_Exercise:_
Write out each line exactly as given. Leave the pictures out of your copy.

[Records from a dataset]
---+---
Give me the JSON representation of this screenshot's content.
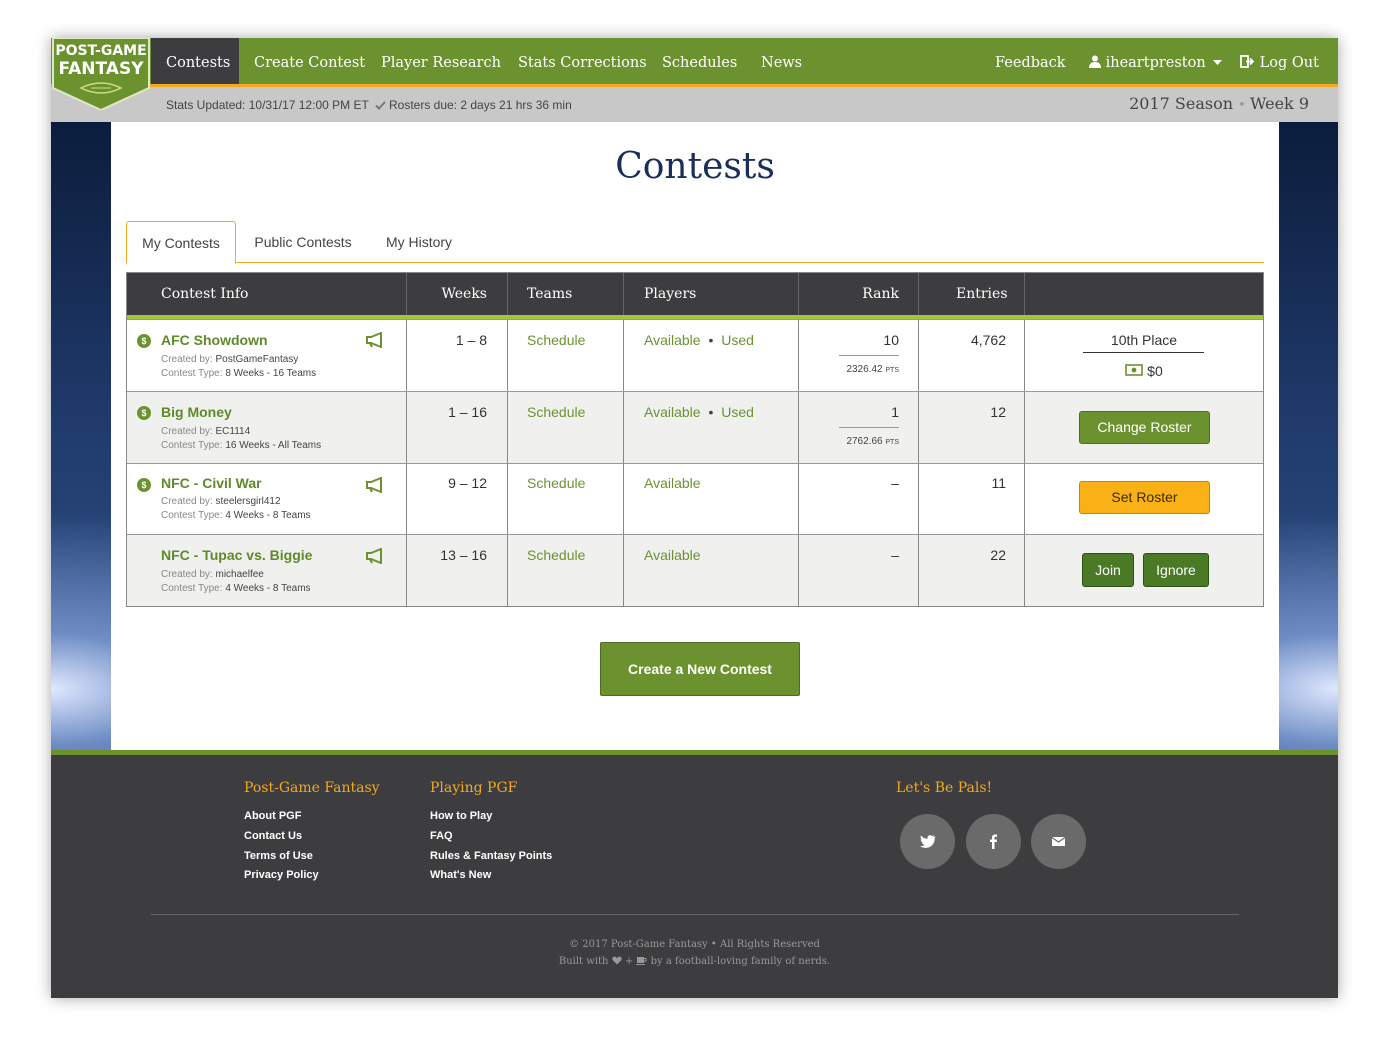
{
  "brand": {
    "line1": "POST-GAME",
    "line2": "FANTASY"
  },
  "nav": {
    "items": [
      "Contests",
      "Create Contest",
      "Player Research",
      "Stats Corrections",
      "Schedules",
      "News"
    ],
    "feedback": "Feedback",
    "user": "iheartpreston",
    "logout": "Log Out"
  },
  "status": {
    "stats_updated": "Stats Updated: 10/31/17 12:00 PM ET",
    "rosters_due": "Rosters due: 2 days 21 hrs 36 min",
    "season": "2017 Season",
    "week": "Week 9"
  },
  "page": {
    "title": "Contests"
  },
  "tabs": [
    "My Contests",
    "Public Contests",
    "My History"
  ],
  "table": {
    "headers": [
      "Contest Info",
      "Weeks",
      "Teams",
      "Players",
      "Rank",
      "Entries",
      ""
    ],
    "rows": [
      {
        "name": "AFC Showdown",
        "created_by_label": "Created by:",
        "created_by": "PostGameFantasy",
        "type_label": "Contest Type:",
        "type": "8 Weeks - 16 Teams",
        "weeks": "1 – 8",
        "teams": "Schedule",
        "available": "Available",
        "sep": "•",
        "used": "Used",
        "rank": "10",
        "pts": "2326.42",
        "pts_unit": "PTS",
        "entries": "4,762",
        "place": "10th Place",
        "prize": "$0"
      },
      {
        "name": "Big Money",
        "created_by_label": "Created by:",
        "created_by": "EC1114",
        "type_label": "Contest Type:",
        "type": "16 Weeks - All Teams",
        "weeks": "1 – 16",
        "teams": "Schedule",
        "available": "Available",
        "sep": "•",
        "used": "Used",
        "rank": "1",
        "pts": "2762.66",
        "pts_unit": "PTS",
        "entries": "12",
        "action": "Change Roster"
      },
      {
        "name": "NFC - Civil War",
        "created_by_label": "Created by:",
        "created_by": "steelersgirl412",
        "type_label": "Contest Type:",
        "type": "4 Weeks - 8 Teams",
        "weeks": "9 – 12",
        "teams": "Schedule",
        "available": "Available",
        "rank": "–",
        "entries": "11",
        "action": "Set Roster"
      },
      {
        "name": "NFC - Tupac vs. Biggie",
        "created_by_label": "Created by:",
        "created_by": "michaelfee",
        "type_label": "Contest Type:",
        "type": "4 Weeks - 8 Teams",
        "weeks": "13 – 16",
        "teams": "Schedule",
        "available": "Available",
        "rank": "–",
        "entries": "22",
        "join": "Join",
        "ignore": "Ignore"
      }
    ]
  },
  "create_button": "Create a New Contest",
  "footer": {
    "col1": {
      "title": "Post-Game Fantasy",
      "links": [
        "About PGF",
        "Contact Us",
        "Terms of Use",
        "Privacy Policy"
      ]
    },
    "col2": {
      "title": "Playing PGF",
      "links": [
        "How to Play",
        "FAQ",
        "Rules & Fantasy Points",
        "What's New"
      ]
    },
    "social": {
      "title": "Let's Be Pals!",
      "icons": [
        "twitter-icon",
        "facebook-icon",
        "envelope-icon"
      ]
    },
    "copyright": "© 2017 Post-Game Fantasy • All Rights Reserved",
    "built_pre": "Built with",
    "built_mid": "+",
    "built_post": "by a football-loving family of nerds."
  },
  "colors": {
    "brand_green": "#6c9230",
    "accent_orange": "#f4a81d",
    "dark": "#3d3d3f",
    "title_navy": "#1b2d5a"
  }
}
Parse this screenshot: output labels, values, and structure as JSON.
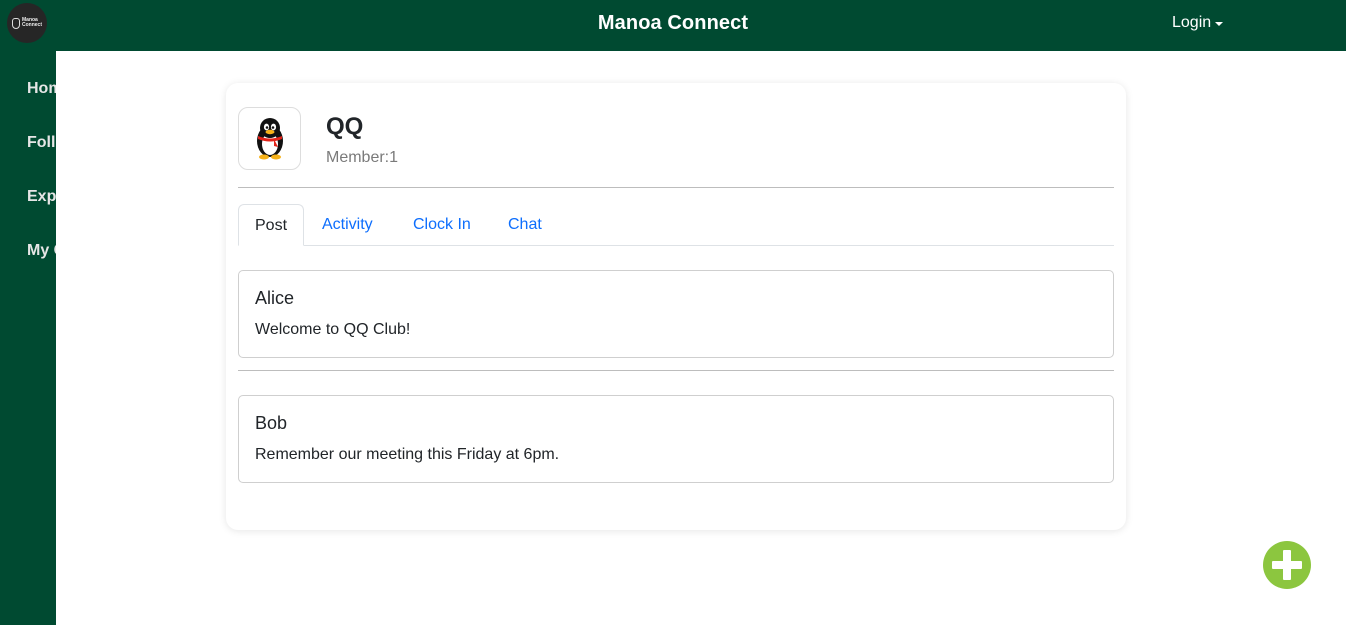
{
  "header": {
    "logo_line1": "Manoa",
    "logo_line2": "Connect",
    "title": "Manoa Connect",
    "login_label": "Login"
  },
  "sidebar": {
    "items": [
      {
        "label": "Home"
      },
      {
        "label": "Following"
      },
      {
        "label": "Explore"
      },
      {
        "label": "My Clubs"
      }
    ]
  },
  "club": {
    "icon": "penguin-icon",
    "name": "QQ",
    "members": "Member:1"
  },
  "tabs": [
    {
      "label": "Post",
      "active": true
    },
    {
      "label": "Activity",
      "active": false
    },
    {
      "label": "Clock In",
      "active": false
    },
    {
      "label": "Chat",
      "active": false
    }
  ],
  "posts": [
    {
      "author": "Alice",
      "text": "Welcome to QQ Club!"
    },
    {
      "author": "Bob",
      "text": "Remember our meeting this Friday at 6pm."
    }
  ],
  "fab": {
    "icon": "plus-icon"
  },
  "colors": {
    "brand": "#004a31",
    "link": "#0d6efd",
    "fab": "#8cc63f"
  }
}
---+---
_Solved problem:_
Give me the JSON representation of this screenshot's content.
{
  "brand": {
    "line1": "POST-GAME",
    "line2": "FANTASY"
  },
  "nav": {
    "items": [
      "Contests",
      "Create Contest",
      "Player Research",
      "Stats Corrections",
      "Schedules",
      "News"
    ],
    "feedback": "Feedback",
    "user": "iheartpreston",
    "logout": "Log Out"
  },
  "status": {
    "stats_updated": "Stats Updated: 10/31/17 12:00 PM ET",
    "rosters_due": "Rosters due: 2 days 21 hrs 36 min",
    "season": "2017 Season",
    "week": "Week 9"
  },
  "page": {
    "title": "Contests"
  },
  "tabs": [
    "My Contests",
    "Public Contests",
    "My History"
  ],
  "table": {
    "headers": [
      "Contest Info",
      "Weeks",
      "Teams",
      "Players",
      "Rank",
      "Entries",
      ""
    ],
    "rows": [
      {
        "name": "AFC Showdown",
        "created_by_label": "Created by:",
        "created_by": "PostGameFantasy",
        "type_label": "Contest Type:",
        "type": "8 Weeks - 16 Teams",
        "weeks": "1 – 8",
        "teams": "Schedule",
        "available": "Available",
        "sep": "•",
        "used": "Used",
        "rank": "10",
        "pts": "2326.42",
        "pts_unit": "PTS",
        "entries": "4,762",
        "place": "10th Place",
        "prize": "$0"
      },
      {
        "name": "Big Money",
        "created_by_label": "Created by:",
        "created_by": "EC1114",
        "type_label": "Contest Type:",
        "type": "16 Weeks - All Teams",
        "weeks": "1 – 16",
        "teams": "Schedule",
        "available": "Available",
        "sep": "•",
        "used": "Used",
        "rank": "1",
        "pts": "2762.66",
        "pts_unit": "PTS",
        "entries": "12",
        "action": "Change Roster"
      },
      {
        "name": "NFC - Civil War",
        "created_by_label": "Created by:",
        "created_by": "steelersgirl412",
        "type_label": "Contest Type:",
        "type": "4 Weeks - 8 Teams",
        "weeks": "9 – 12",
        "teams": "Schedule",
        "available": "Available",
        "rank": "–",
        "entries": "11",
        "action": "Set Roster"
      },
      {
        "name": "NFC - Tupac vs. Biggie",
        "created_by_label": "Created by:",
        "created_by": "michaelfee",
        "type_label": "Contest Type:",
        "type": "4 Weeks - 8 Teams",
        "weeks": "13 – 16",
        "teams": "Schedule",
        "available": "Available",
        "rank": "–",
        "entries": "22",
        "join": "Join",
        "ignore": "Ignore"
      }
    ]
  },
  "create_button": "Create a New Contest",
  "footer": {
    "col1": {
      "title": "Post-Game Fantasy",
      "links": [
        "About PGF",
        "Contact Us",
        "Terms of Use",
        "Privacy Policy"
      ]
    },
    "col2": {
      "title": "Playing PGF",
      "links": [
        "How to Play",
        "FAQ",
        "Rules & Fantasy Points",
        "What's New"
      ]
    },
    "social": {
      "title": "Let's Be Pals!",
      "icons": [
        "twitter-icon",
        "facebook-icon",
        "envelope-icon"
      ]
    },
    "copyright": "© 2017 Post-Game Fantasy • All Rights Reserved",
    "built_pre": "Built with",
    "built_mid": "+",
    "built_post": "by a football-loving family of nerds."
  },
  "colors": {
    "brand_green": "#6c9230",
    "accent_orange": "#f4a81d",
    "dark": "#3d3d3f",
    "title_navy": "#1b2d5a"
  }
}
Parse this screenshot: output labels, values, and structure as JSON.
{
  "header": {
    "logo_line1": "Manoa",
    "logo_line2": "Connect",
    "title": "Manoa Connect",
    "login_label": "Login"
  },
  "sidebar": {
    "items": [
      {
        "label": "Home"
      },
      {
        "label": "Following"
      },
      {
        "label": "Explore"
      },
      {
        "label": "My Clubs"
      }
    ]
  },
  "club": {
    "icon": "penguin-icon",
    "name": "QQ",
    "members": "Member:1"
  },
  "tabs": [
    {
      "label": "Post",
      "active": true
    },
    {
      "label": "Activity",
      "active": false
    },
    {
      "label": "Clock In",
      "active": false
    },
    {
      "label": "Chat",
      "active": false
    }
  ],
  "posts": [
    {
      "author": "Alice",
      "text": "Welcome to QQ Club!"
    },
    {
      "author": "Bob",
      "text": "Remember our meeting this Friday at 6pm."
    }
  ],
  "fab": {
    "icon": "plus-icon"
  },
  "colors": {
    "brand": "#004a31",
    "link": "#0d6efd",
    "fab": "#8cc63f"
  }
}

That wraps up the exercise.